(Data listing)
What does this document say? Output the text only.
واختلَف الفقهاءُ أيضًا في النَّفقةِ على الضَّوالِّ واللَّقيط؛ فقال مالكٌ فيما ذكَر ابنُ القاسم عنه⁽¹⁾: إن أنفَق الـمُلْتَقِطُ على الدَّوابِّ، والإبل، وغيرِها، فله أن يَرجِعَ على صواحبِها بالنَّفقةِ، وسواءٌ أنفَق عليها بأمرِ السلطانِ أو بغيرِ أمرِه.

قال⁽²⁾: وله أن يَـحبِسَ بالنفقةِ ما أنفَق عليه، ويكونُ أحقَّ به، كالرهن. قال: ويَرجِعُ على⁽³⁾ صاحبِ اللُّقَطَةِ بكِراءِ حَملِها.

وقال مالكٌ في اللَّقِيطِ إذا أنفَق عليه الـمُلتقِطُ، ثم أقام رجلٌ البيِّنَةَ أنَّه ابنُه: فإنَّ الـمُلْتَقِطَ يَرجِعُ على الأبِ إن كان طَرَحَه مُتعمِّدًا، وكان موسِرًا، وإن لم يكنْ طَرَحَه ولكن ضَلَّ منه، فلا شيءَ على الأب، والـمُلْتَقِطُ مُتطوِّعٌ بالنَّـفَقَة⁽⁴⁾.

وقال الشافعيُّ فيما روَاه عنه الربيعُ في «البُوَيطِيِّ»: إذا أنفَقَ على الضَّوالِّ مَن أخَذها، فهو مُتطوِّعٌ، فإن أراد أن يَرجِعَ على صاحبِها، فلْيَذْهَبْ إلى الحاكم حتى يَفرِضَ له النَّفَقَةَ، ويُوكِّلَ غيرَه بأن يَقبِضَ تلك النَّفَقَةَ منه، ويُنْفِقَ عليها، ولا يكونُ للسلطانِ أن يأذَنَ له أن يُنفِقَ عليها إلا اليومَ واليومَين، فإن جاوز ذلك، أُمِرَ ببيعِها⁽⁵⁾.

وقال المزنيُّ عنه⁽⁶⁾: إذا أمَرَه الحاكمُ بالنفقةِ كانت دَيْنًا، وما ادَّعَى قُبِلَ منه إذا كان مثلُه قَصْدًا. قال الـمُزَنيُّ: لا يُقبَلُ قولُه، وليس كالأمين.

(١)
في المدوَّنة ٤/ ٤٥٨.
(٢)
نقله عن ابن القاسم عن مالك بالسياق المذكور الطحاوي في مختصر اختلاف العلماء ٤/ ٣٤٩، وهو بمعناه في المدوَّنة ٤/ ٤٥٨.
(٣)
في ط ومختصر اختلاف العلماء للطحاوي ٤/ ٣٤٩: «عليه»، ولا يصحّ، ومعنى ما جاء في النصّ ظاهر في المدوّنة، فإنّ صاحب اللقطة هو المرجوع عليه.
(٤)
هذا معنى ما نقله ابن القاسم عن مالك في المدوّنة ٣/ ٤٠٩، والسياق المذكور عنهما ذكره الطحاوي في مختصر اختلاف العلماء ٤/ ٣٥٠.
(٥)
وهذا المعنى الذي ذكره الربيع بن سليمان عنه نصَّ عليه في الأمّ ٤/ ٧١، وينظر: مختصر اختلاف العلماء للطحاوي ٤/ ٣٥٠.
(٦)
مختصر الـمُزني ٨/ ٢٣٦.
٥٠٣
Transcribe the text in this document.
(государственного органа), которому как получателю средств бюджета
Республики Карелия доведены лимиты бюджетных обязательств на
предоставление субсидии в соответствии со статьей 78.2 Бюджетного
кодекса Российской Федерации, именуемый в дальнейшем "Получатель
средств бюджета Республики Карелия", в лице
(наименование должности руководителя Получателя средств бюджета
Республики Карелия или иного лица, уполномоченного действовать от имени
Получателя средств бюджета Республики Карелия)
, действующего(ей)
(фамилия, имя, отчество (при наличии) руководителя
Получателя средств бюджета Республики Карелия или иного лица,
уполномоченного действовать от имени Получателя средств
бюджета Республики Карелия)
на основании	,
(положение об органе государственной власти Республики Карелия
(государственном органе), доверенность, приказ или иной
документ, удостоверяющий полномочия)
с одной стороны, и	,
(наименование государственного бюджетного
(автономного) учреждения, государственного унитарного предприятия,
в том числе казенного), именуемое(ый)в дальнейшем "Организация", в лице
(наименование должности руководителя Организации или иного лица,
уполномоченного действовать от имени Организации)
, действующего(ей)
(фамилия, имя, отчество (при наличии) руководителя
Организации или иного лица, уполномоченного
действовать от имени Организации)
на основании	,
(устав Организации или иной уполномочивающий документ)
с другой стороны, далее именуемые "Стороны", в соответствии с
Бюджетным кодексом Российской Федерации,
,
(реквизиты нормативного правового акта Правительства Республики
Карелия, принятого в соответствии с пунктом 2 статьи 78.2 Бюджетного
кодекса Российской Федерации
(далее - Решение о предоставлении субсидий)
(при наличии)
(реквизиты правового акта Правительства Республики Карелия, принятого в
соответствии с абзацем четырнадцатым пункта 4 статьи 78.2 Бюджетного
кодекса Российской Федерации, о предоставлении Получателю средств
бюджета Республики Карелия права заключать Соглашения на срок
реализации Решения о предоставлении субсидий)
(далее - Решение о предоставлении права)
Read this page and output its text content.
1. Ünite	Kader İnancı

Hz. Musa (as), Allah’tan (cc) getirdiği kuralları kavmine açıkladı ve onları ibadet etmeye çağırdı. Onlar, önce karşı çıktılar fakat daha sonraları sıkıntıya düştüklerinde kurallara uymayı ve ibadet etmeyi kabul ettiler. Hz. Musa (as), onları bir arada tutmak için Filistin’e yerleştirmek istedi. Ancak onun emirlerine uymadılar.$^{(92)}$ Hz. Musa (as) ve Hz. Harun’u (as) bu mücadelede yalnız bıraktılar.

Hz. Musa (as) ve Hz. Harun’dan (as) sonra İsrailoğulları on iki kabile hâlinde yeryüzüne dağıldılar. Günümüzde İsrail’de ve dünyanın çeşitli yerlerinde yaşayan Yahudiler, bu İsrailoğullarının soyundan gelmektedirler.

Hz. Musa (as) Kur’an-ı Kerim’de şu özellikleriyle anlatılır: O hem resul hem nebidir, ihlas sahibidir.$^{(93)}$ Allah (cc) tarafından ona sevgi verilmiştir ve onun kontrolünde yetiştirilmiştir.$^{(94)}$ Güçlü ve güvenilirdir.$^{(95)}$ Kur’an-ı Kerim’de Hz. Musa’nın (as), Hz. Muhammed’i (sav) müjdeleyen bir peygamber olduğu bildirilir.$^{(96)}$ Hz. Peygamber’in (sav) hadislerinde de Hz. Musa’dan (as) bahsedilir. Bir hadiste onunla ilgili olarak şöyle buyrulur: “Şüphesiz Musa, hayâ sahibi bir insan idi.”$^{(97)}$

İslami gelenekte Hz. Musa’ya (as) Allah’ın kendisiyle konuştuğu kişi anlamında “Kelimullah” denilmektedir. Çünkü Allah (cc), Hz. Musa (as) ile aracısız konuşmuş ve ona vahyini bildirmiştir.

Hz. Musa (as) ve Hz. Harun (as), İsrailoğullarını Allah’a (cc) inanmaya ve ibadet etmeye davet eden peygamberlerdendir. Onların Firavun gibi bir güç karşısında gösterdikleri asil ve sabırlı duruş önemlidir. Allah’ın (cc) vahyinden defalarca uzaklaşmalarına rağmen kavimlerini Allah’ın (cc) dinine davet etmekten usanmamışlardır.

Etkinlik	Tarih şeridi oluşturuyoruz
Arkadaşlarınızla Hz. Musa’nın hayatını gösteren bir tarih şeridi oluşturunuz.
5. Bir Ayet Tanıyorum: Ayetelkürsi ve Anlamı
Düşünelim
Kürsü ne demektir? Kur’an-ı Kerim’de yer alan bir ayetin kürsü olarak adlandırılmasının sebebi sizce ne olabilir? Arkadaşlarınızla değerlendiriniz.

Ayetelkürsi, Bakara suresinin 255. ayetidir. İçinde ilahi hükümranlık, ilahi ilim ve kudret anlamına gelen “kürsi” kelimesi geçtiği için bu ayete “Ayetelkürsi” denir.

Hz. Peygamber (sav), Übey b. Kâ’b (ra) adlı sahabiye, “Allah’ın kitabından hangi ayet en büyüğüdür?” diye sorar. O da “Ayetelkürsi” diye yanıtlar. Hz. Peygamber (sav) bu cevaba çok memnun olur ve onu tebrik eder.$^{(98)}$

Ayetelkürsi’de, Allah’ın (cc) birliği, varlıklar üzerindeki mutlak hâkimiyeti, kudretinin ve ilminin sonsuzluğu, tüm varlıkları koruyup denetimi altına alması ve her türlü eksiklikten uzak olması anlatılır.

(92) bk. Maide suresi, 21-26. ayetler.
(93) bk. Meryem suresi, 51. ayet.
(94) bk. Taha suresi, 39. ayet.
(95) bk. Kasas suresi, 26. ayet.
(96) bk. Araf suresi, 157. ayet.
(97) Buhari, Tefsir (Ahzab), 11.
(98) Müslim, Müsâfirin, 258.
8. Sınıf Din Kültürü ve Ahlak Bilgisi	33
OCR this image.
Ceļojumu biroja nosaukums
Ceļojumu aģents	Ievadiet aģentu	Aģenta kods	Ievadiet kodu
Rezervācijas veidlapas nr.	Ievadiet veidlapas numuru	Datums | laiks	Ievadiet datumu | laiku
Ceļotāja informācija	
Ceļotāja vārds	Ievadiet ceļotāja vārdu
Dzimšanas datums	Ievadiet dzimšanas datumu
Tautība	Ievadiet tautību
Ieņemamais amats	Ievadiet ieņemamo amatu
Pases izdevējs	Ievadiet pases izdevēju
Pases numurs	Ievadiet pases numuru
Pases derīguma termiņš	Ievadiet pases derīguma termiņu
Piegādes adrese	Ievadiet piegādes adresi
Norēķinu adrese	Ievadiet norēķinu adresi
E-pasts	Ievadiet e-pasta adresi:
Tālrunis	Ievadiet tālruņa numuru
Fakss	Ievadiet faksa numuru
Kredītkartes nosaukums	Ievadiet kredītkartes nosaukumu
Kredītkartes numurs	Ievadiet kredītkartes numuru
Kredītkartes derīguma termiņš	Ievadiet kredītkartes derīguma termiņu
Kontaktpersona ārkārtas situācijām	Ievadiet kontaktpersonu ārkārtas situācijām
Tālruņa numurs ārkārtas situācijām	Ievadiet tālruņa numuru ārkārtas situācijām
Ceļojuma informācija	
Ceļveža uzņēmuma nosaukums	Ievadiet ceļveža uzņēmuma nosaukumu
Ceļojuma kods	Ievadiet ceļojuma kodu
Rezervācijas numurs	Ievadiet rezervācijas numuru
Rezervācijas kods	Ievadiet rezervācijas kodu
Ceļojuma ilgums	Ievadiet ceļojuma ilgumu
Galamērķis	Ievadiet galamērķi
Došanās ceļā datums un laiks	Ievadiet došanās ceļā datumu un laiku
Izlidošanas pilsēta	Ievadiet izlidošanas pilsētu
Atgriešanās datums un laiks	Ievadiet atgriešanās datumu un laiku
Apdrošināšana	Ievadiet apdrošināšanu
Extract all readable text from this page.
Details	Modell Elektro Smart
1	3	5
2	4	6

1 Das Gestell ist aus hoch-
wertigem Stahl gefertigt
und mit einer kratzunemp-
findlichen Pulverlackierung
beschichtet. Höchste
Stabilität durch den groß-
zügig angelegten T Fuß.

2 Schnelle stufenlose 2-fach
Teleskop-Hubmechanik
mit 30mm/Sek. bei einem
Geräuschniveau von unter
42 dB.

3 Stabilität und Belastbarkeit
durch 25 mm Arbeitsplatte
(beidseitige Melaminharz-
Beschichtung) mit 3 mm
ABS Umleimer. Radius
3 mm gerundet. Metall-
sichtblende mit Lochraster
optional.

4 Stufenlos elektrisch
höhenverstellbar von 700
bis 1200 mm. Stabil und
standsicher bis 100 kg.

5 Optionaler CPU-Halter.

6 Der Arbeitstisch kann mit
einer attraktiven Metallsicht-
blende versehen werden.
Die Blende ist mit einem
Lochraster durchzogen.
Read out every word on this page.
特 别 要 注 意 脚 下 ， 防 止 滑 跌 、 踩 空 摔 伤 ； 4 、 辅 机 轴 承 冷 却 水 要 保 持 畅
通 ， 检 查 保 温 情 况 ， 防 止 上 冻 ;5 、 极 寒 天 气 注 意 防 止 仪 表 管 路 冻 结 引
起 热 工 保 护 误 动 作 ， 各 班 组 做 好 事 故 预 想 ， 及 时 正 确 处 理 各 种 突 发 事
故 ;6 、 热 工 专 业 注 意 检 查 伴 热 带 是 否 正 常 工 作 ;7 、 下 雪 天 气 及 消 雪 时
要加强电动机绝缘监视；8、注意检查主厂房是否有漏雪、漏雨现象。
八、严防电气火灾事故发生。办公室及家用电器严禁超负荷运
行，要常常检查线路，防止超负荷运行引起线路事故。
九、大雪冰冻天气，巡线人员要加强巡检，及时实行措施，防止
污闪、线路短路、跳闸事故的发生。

== Short task ==
Check each line of the records above for the string "правового", and report every line that has it.

== Full output ==
(реквизиты нормативного правового акта Правительства Республики
(реквизиты правового акта Правительства Республики Карелия, принятого в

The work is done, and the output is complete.